--- start Extract provided ---

As you’re no doubt aware, the SRA Transparency Rules (the Rules) came into force back in December 2018 requiring firms to publish price and service information for various practice areas. It’s important that you check this regularly, to ensure it’s up-to-date. 

What areas of law does it cover?

You need to publish the price and service information on your website if you publicise that you work in the following areas of law: 

  • Residential conveyancing
  • Probate (uncontested)
  • Motoring offences (summary offences)
  • Immigration (excluding asylum)
  • Employment tribunals (unfair/wrongful dismissal)
  • Debt recovery (up to £100,000)
  • Licensing applications (business premises)

If your firm doesn’t have a website, you must still have this information available upon request in other formats.

Information about the SRA requirements

The Rules also require all firms to publish details of their complaints procedure on their website, including how and when a complaint can be made to the Legal Ombudsman and to the SRA. From 25 November 2019 firms were also required to display the SRA’s digital logo in a prominent place on their website.

You may also be aware that the SRA has been conducting a programme of random sweeps of firm websites to monitor on-going compliance with the Rules. 

In November 2019 they reported that during a sweep of 447 live websites conducted in March/April 2019, only 25% of firms were fully compliant with the Rules. Of the remaining 75%, 58% were partially compliant and 17% were not compliant with the Rules at all. However, the SRA did provide useful feedback on the most common areas of non-compliance which were:

  • Failing to publish the required complaints information
  • Failing to specify the amount of VAT applied to costs and disbursements
  • Failing to display information on key stages and/or timescales
  • Failing to provide a description or costs of likely disbursements

We’re aware that the SRA has more recently been contacting firms with the results of their sweep. Several firms we’ve spoke to were surprised to learn that they’re only partially compliant, despite undertaking considerable work on their respective websites. In our experience, whilst the SRA will indicate to a firm the service areas that they consider non-compliant in terms of the information provided, unfortunately they don’t provide exact details of the non-compliance(s), but instead state “insufficient information” has been provided.

--- end Extract provided ---
--- start Given entries ---

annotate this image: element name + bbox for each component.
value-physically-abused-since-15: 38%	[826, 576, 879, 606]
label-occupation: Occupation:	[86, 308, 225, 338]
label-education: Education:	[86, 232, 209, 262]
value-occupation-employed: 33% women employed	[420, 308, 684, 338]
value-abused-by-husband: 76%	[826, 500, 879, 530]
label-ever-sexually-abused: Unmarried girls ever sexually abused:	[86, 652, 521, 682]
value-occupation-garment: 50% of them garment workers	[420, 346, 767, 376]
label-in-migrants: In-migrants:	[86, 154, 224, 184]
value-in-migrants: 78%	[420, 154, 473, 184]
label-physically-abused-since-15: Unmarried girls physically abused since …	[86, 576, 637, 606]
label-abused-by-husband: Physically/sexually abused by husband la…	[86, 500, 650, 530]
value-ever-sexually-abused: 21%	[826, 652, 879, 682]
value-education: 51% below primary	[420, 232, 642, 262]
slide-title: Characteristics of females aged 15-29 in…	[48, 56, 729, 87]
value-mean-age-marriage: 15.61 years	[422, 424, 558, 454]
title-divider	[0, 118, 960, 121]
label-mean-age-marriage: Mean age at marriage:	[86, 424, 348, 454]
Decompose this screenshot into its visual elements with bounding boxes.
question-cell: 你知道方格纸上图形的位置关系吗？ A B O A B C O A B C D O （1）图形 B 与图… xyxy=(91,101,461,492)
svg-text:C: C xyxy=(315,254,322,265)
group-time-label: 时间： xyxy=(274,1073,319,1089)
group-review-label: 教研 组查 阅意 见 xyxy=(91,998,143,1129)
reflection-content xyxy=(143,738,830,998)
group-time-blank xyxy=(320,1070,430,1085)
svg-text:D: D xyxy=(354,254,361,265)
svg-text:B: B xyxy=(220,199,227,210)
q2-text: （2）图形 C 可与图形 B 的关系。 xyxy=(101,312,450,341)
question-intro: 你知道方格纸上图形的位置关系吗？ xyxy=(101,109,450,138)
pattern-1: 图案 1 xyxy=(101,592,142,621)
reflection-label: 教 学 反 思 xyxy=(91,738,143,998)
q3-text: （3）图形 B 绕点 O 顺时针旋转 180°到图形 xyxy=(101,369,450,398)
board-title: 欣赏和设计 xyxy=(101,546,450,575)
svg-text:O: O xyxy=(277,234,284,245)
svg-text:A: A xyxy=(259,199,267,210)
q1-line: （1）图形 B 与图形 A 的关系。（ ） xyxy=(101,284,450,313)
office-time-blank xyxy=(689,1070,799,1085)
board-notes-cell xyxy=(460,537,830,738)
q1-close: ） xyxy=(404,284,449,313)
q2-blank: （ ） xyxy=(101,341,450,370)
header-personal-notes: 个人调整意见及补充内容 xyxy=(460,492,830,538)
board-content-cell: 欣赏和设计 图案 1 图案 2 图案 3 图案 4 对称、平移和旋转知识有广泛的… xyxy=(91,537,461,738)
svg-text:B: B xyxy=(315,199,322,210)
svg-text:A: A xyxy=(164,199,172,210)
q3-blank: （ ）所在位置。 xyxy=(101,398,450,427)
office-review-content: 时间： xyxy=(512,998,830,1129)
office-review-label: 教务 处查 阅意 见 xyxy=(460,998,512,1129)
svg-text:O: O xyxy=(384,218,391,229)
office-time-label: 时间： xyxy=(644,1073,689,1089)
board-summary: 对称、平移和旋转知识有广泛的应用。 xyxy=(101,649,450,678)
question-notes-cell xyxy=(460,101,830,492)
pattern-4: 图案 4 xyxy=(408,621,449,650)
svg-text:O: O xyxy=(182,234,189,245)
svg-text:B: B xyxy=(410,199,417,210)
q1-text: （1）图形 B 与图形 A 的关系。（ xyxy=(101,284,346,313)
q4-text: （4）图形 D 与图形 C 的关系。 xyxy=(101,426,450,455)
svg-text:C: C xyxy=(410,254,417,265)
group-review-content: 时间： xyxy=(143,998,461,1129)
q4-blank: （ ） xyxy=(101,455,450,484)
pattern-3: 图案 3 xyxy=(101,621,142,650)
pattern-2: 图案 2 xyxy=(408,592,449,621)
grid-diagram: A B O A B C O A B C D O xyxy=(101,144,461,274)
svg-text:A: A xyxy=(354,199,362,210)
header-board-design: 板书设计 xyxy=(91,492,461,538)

--- end Given entries ---

→ **Task set**:
**a.** Answer these questions from the piece on the SRA Transparency Rules:
(i) In what month and year did the Rules come into force?
(ii) From what date were firms required to display the SRA's digital logo on their website?
(iii) How many live websites did the SRA sweep in March/April 2019?
**b.** Proceed with the piece on the SRA Transparency Rules, starting right after its last sentence.
The material after the piece on the SRA Transparency Rules is separate from it.

→ **Answers to the tasks**:
**a.**
(i) December 2018
(ii) 25 November 2019
(iii) 447

**b.**
When assisting clients to identify the missing information, we’ve found the SRA templates of suggested text to be very helpful.

Our own research

We undertook our own survey of 10 websites for compliance with the Rules and found the following:

  • Fully compliant: 1
  • Partially compliant: 8
  • Non-compliant in all areas: 1

When looking at the websites, we noticed that the issues flagged by the SRA after their first ‘sweep’ still featured high on the list of areas of non-compliance. We located the SRA’s digital badge on 8 out of the 10 websites reviewed.

Get in touch

At Teal, we offer firms a website audit service. We provide guidance on whether we consider that your website is compliant with the Rules and can assist with any remedial action needed. We can also provide guidance and assistance if you’ve received an SRA Notice informing you of non-compliance and directing you to take remedial action.

If you’d like to know more, or if we can assist, please get in touch.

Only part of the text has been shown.